**STATED EXERCISE**
Could you write out every record below exactly, leaving out any pictures?

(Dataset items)

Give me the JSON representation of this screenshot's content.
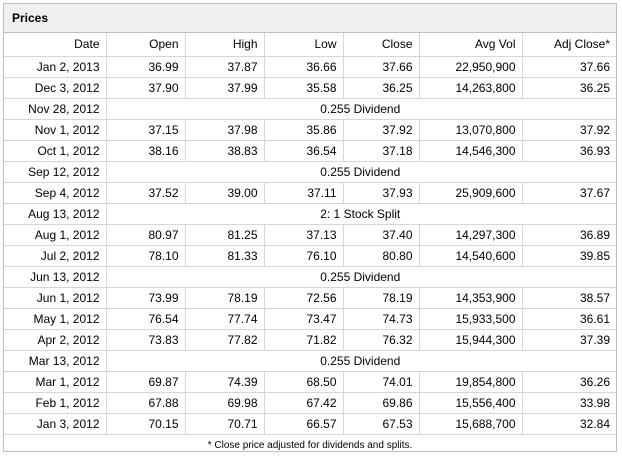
{
  "panel": {
    "title": "Prices"
  },
  "columns": [
    "Date",
    "Open",
    "High",
    "Low",
    "Close",
    "Avg Vol",
    "Adj Close*"
  ],
  "rows": [
    {
      "type": "price",
      "date": "Jan 2, 2013",
      "open": "36.99",
      "high": "37.87",
      "low": "36.66",
      "close": "37.66",
      "vol": "22,950,900",
      "adj": "37.66"
    },
    {
      "type": "price",
      "date": "Dec 3, 2012",
      "open": "37.90",
      "high": "37.99",
      "low": "35.58",
      "close": "36.25",
      "vol": "14,263,800",
      "adj": "36.25"
    },
    {
      "type": "event",
      "date": "Nov 28, 2012",
      "text": "0.255 Dividend"
    },
    {
      "type": "price",
      "date": "Nov 1, 2012",
      "open": "37.15",
      "high": "37.98",
      "low": "35.86",
      "close": "37.92",
      "vol": "13,070,800",
      "adj": "37.92"
    },
    {
      "type": "price",
      "date": "Oct 1, 2012",
      "open": "38.16",
      "high": "38.83",
      "low": "36.54",
      "close": "37.18",
      "vol": "14,546,300",
      "adj": "36.93"
    },
    {
      "type": "event",
      "date": "Sep 12, 2012",
      "text": "0.255 Dividend"
    },
    {
      "type": "price",
      "date": "Sep 4, 2012",
      "open": "37.52",
      "high": "39.00",
      "low": "37.11",
      "close": "37.93",
      "vol": "25,909,600",
      "adj": "37.67"
    },
    {
      "type": "event",
      "date": "Aug 13, 2012",
      "text": "2: 1 Stock Split"
    },
    {
      "type": "price",
      "date": "Aug 1, 2012",
      "open": "80.97",
      "high": "81.25",
      "low": "37.13",
      "close": "37.40",
      "vol": "14,297,300",
      "adj": "36.89"
    },
    {
      "type": "price",
      "date": "Jul 2, 2012",
      "open": "78.10",
      "high": "81.33",
      "low": "76.10",
      "close": "80.80",
      "vol": "14,540,600",
      "adj": "39.85"
    },
    {
      "type": "event",
      "date": "Jun 13, 2012",
      "text": "0.255 Dividend"
    },
    {
      "type": "price",
      "date": "Jun 1, 2012",
      "open": "73.99",
      "high": "78.19",
      "low": "72.56",
      "close": "78.19",
      "vol": "14,353,900",
      "adj": "38.57"
    },
    {
      "type": "price",
      "date": "May 1, 2012",
      "open": "76.54",
      "high": "77.74",
      "low": "73.47",
      "close": "74.73",
      "vol": "15,933,500",
      "adj": "36.61"
    },
    {
      "type": "price",
      "date": "Apr 2, 2012",
      "open": "73.83",
      "high": "77.82",
      "low": "71.82",
      "close": "76.32",
      "vol": "15,944,300",
      "adj": "37.39"
    },
    {
      "type": "event",
      "date": "Mar 13, 2012",
      "text": "0.255 Dividend"
    },
    {
      "type": "price",
      "date": "Mar 1, 2012",
      "open": "69.87",
      "high": "74.39",
      "low": "68.50",
      "close": "74.01",
      "vol": "19,854,800",
      "adj": "36.26"
    },
    {
      "type": "price",
      "date": "Feb 1, 2012",
      "open": "67.88",
      "high": "69.98",
      "low": "67.42",
      "close": "69.86",
      "vol": "15,556,400",
      "adj": "33.98"
    },
    {
      "type": "price",
      "date": "Jan 3, 2012",
      "open": "70.15",
      "high": "70.71",
      "low": "66.57",
      "close": "67.53",
      "vol": "15,688,700",
      "adj": "32.84"
    }
  ],
  "footnote": "* Close price adjusted for dividends and splits."
}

**TASK RESULT**
Give me the JSON representation of this screenshot's content.
{
  "panel": {
    "title": "Prices"
  },
  "columns": [
    "Date",
    "Open",
    "High",
    "Low",
    "Close",
    "Avg Vol",
    "Adj Close*"
  ],
  "rows": [
    {
      "type": "price",
      "date": "Jan 2, 2013",
      "open": "36.99",
      "high": "37.87",
      "low": "36.66",
      "close": "37.66",
      "vol": "22,950,900",
      "adj": "37.66"
    },
    {
      "type": "price",
      "date": "Dec 3, 2012",
      "open": "37.90",
      "high": "37.99",
      "low": "35.58",
      "close": "36.25",
      "vol": "14,263,800",
      "adj": "36.25"
    },
    {
      "type": "event",
      "date": "Nov 28, 2012",
      "text": "0.255 Dividend"
    },
    {
      "type": "price",
      "date": "Nov 1, 2012",
      "open": "37.15",
      "high": "37.98",
      "low": "35.86",
      "close": "37.92",
      "vol": "13,070,800",
      "adj": "37.92"
    },
    {
      "type": "price",
      "date": "Oct 1, 2012",
      "open": "38.16",
      "high": "38.83",
      "low": "36.54",
      "close": "37.18",
      "vol": "14,546,300",
      "adj": "36.93"
    },
    {
      "type": "event",
      "date": "Sep 12, 2012",
      "text": "0.255 Dividend"
    },
    {
      "type": "price",
      "date": "Sep 4, 2012",
      "open": "37.52",
      "high": "39.00",
      "low": "37.11",
      "close": "37.93",
      "vol": "25,909,600",
      "adj": "37.67"
    },
    {
      "type": "event",
      "date": "Aug 13, 2012",
      "text": "2: 1 Stock Split"
    },
    {
      "type": "price",
      "date": "Aug 1, 2012",
      "open": "80.97",
      "high": "81.25",
      "low": "37.13",
      "close": "37.40",
      "vol": "14,297,300",
      "adj": "36.89"
    },
    {
      "type": "price",
      "date": "Jul 2, 2012",
      "open": "78.10",
      "high": "81.33",
      "low": "76.10",
      "close": "80.80",
      "vol": "14,540,600",
      "adj": "39.85"
    },
    {
      "type": "event",
      "date": "Jun 13, 2012",
      "text": "0.255 Dividend"
    },
    {
      "type": "price",
      "date": "Jun 1, 2012",
      "open": "73.99",
      "high": "78.19",
      "low": "72.56",
      "close": "78.19",
      "vol": "14,353,900",
      "adj": "38.57"
    },
    {
      "type": "price",
      "date": "May 1, 2012",
      "open": "76.54",
      "high": "77.74",
      "low": "73.47",
      "close": "74.73",
      "vol": "15,933,500",
      "adj": "36.61"
    },
    {
      "type": "price",
      "date": "Apr 2, 2012",
      "open": "73.83",
      "high": "77.82",
      "low": "71.82",
      "close": "76.32",
      "vol": "15,944,300",
      "adj": "37.39"
    },
    {
      "type": "event",
      "date": "Mar 13, 2012",
      "text": "0.255 Dividend"
    },
    {
      "type": "price",
      "date": "Mar 1, 2012",
      "open": "69.87",
      "high": "74.39",
      "low": "68.50",
      "close": "74.01",
      "vol": "19,854,800",
      "adj": "36.26"
    },
    {
      "type": "price",
      "date": "Feb 1, 2012",
      "open": "67.88",
      "high": "69.98",
      "low": "67.42",
      "close": "69.86",
      "vol": "15,556,400",
      "adj": "33.98"
    },
    {
      "type": "price",
      "date": "Jan 3, 2012",
      "open": "70.15",
      "high": "70.71",
      "low": "66.57",
      "close": "67.53",
      "vol": "15,688,700",
      "adj": "32.84"
    }
  ],
  "footnote": "* Close price adjusted for dividends and splits."
}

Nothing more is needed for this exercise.